Written exercise –
Return every record exactly as written.

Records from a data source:
====
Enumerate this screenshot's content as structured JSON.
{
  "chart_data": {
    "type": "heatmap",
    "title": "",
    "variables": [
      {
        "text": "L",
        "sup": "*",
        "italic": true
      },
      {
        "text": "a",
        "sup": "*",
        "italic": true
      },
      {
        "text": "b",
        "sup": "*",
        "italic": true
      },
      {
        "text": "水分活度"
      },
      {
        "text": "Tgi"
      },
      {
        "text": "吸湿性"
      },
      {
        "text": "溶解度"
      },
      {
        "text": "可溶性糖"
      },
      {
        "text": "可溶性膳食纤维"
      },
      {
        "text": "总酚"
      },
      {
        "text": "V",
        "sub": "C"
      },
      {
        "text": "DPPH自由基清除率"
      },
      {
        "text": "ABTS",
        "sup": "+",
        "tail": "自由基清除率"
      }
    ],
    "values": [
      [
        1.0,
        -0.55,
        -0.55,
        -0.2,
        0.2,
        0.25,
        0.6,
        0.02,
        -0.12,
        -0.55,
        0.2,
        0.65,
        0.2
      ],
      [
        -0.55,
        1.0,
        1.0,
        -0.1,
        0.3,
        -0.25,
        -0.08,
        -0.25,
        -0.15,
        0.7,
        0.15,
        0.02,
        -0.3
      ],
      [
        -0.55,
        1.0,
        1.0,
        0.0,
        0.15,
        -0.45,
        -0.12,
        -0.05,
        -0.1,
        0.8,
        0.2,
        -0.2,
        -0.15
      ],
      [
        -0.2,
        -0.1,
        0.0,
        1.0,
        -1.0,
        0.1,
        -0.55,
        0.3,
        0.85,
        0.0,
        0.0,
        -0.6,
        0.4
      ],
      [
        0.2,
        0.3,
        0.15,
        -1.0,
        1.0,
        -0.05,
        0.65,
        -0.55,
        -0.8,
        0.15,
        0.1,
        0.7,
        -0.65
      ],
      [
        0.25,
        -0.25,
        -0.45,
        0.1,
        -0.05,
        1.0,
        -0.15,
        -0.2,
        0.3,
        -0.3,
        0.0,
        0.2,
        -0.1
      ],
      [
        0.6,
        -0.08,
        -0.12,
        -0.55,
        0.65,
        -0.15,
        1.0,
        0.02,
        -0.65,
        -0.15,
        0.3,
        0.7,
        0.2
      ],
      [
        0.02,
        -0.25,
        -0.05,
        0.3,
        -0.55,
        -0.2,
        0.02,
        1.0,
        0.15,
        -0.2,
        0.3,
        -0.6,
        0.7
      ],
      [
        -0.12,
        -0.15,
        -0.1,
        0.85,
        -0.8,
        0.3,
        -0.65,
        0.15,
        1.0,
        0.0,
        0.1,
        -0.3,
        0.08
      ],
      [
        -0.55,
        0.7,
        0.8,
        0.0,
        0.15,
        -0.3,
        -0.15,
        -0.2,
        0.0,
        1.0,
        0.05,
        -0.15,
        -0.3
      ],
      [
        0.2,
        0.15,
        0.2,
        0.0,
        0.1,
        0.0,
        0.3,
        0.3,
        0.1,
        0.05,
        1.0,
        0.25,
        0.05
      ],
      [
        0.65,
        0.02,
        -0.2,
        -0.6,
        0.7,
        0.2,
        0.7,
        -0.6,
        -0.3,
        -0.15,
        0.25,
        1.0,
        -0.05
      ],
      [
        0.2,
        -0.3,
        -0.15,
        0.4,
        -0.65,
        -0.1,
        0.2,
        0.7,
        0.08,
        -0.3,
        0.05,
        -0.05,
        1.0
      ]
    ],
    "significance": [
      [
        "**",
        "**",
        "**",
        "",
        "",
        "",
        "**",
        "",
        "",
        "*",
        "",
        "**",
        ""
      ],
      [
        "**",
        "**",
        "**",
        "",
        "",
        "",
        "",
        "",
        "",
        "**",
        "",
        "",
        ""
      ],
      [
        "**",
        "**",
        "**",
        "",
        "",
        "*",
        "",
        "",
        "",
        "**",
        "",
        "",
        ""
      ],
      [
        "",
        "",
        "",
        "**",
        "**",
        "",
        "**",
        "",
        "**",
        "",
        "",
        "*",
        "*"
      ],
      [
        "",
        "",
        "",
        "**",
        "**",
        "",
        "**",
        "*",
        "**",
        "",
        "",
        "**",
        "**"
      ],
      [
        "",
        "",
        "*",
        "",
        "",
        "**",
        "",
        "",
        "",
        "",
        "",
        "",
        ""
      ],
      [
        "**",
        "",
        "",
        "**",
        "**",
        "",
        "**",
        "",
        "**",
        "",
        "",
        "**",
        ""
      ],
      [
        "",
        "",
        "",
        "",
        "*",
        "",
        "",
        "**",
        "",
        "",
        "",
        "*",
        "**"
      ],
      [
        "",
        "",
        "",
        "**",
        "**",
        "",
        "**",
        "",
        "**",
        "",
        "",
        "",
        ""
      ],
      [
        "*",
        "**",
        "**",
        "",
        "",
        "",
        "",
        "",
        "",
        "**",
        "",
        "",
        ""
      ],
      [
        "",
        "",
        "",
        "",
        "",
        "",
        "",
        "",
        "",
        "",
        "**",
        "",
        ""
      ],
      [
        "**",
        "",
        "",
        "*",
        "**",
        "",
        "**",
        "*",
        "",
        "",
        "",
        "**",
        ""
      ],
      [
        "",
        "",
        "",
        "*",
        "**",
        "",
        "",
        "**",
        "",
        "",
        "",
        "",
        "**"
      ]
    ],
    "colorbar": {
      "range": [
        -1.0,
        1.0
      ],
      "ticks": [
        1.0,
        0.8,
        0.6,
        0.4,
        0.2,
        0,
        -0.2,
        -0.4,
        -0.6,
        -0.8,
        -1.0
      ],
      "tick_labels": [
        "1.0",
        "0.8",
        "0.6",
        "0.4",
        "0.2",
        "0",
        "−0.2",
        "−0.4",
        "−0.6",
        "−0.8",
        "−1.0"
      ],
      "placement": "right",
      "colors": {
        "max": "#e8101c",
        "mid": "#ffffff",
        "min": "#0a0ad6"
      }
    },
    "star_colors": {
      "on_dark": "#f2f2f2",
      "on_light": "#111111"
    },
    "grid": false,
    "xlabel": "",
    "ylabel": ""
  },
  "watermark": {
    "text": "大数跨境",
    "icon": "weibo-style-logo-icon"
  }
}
====
Solved problem –
Enumerate this screenshot's content as structured JSON.
{
  "chart_data": {
    "type": "heatmap",
    "title": "",
    "variables": [
      {
        "text": "L",
        "sup": "*",
        "italic": true
      },
      {
        "text": "a",
        "sup": "*",
        "italic": true
      },
      {
        "text": "b",
        "sup": "*",
        "italic": true
      },
      {
        "text": "水分活度"
      },
      {
        "text": "Tgi"
      },
      {
        "text": "吸湿性"
      },
      {
        "text": "溶解度"
      },
      {
        "text": "可溶性糖"
      },
      {
        "text": "可溶性膳食纤维"
      },
      {
        "text": "总酚"
      },
      {
        "text": "V",
        "sub": "C"
      },
      {
        "text": "DPPH自由基清除率"
      },
      {
        "text": "ABTS",
        "sup": "+",
        "tail": "自由基清除率"
      }
    ],
    "values": [
      [
        1.0,
        -0.55,
        -0.55,
        -0.2,
        0.2,
        0.25,
        0.6,
        0.02,
        -0.12,
        -0.55,
        0.2,
        0.65,
        0.2
      ],
      [
        -0.55,
        1.0,
        1.0,
        -0.1,
        0.3,
        -0.25,
        -0.08,
        -0.25,
        -0.15,
        0.7,
        0.15,
        0.02,
        -0.3
      ],
      [
        -0.55,
        1.0,
        1.0,
        0.0,
        0.15,
        -0.45,
        -0.12,
        -0.05,
        -0.1,
        0.8,
        0.2,
        -0.2,
        -0.15
      ],
      [
        -0.2,
        -0.1,
        0.0,
        1.0,
        -1.0,
        0.1,
        -0.55,
        0.3,
        0.85,
        0.0,
        0.0,
        -0.6,
        0.4
      ],
      [
        0.2,
        0.3,
        0.15,
        -1.0,
        1.0,
        -0.05,
        0.65,
        -0.55,
        -0.8,
        0.15,
        0.1,
        0.7,
        -0.65
      ],
      [
        0.25,
        -0.25,
        -0.45,
        0.1,
        -0.05,
        1.0,
        -0.15,
        -0.2,
        0.3,
        -0.3,
        0.0,
        0.2,
        -0.1
      ],
      [
        0.6,
        -0.08,
        -0.12,
        -0.55,
        0.65,
        -0.15,
        1.0,
        0.02,
        -0.65,
        -0.15,
        0.3,
        0.7,
        0.2
      ],
      [
        0.02,
        -0.25,
        -0.05,
        0.3,
        -0.55,
        -0.2,
        0.02,
        1.0,
        0.15,
        -0.2,
        0.3,
        -0.6,
        0.7
      ],
      [
        -0.12,
        -0.15,
        -0.1,
        0.85,
        -0.8,
        0.3,
        -0.65,
        0.15,
        1.0,
        0.0,
        0.1,
        -0.3,
        0.08
      ],
      [
        -0.55,
        0.7,
        0.8,
        0.0,
        0.15,
        -0.3,
        -0.15,
        -0.2,
        0.0,
        1.0,
        0.05,
        -0.15,
        -0.3
      ],
      [
        0.2,
        0.15,
        0.2,
        0.0,
        0.1,
        0.0,
        0.3,
        0.3,
        0.1,
        0.05,
        1.0,
        0.25,
        0.05
      ],
      [
        0.65,
        0.02,
        -0.2,
        -0.6,
        0.7,
        0.2,
        0.7,
        -0.6,
        -0.3,
        -0.15,
        0.25,
        1.0,
        -0.05
      ],
      [
        0.2,
        -0.3,
        -0.15,
        0.4,
        -0.65,
        -0.1,
        0.2,
        0.7,
        0.08,
        -0.3,
        0.05,
        -0.05,
        1.0
      ]
    ],
    "significance": [
      [
        "**",
        "**",
        "**",
        "",
        "",
        "",
        "**",
        "",
        "",
        "*",
        "",
        "**",
        ""
      ],
      [
        "**",
        "**",
        "**",
        "",
        "",
        "",
        "",
        "",
        "",
        "**",
        "",
        "",
        ""
      ],
      [
        "**",
        "**",
        "**",
        "",
        "",
        "*",
        "",
        "",
        "",
        "**",
        "",
        "",
        ""
      ],
      [
        "",
        "",
        "",
        "**",
        "**",
        "",
        "**",
        "",
        "**",
        "",
        "",
        "*",
        "*"
      ],
      [
        "",
        "",
        "",
        "**",
        "**",
        "",
        "**",
        "*",
        "**",
        "",
        "",
        "**",
        "**"
      ],
      [
        "",
        "",
        "*",
        "",
        "",
        "**",
        "",
        "",
        "",
        "",
        "",
        "",
        ""
      ],
      [
        "**",
        "",
        "",
        "**",
        "**",
        "",
        "**",
        "",
        "**",
        "",
        "",
        "**",
        ""
      ],
      [
        "",
        "",
        "",
        "",
        "*",
        "",
        "",
        "**",
        "",
        "",
        "",
        "*",
        "**"
      ],
      [
        "",
        "",
        "",
        "**",
        "**",
        "",
        "**",
        "",
        "**",
        "",
        "",
        "",
        ""
      ],
      [
        "*",
        "**",
        "**",
        "",
        "",
        "",
        "",
        "",
        "",
        "**",
        "",
        "",
        ""
      ],
      [
        "",
        "",
        "",
        "",
        "",
        "",
        "",
        "",
        "",
        "",
        "**",
        "",
        ""
      ],
      [
        "**",
        "",
        "",
        "*",
        "**",
        "",
        "**",
        "*",
        "",
        "",
        "",
        "**",
        ""
      ],
      [
        "",
        "",
        "",
        "*",
        "**",
        "",
        "",
        "**",
        "",
        "",
        "",
        "",
        "**"
      ]
    ],
    "colorbar": {
      "range": [
        -1.0,
        1.0
      ],
      "ticks": [
        1.0,
        0.8,
        0.6,
        0.4,
        0.2,
        0,
        -0.2,
        -0.4,
        -0.6,
        -0.8,
        -1.0
      ],
      "tick_labels": [
        "1.0",
        "0.8",
        "0.6",
        "0.4",
        "0.2",
        "0",
        "−0.2",
        "−0.4",
        "−0.6",
        "−0.8",
        "−1.0"
      ],
      "placement": "right",
      "colors": {
        "max": "#e8101c",
        "mid": "#ffffff",
        "min": "#0a0ad6"
      }
    },
    "star_colors": {
      "on_dark": "#f2f2f2",
      "on_light": "#111111"
    },
    "grid": false,
    "xlabel": "",
    "ylabel": ""
  },
  "watermark": {
    "text": "大数跨境",
    "icon": "weibo-style-logo-icon"
  }
}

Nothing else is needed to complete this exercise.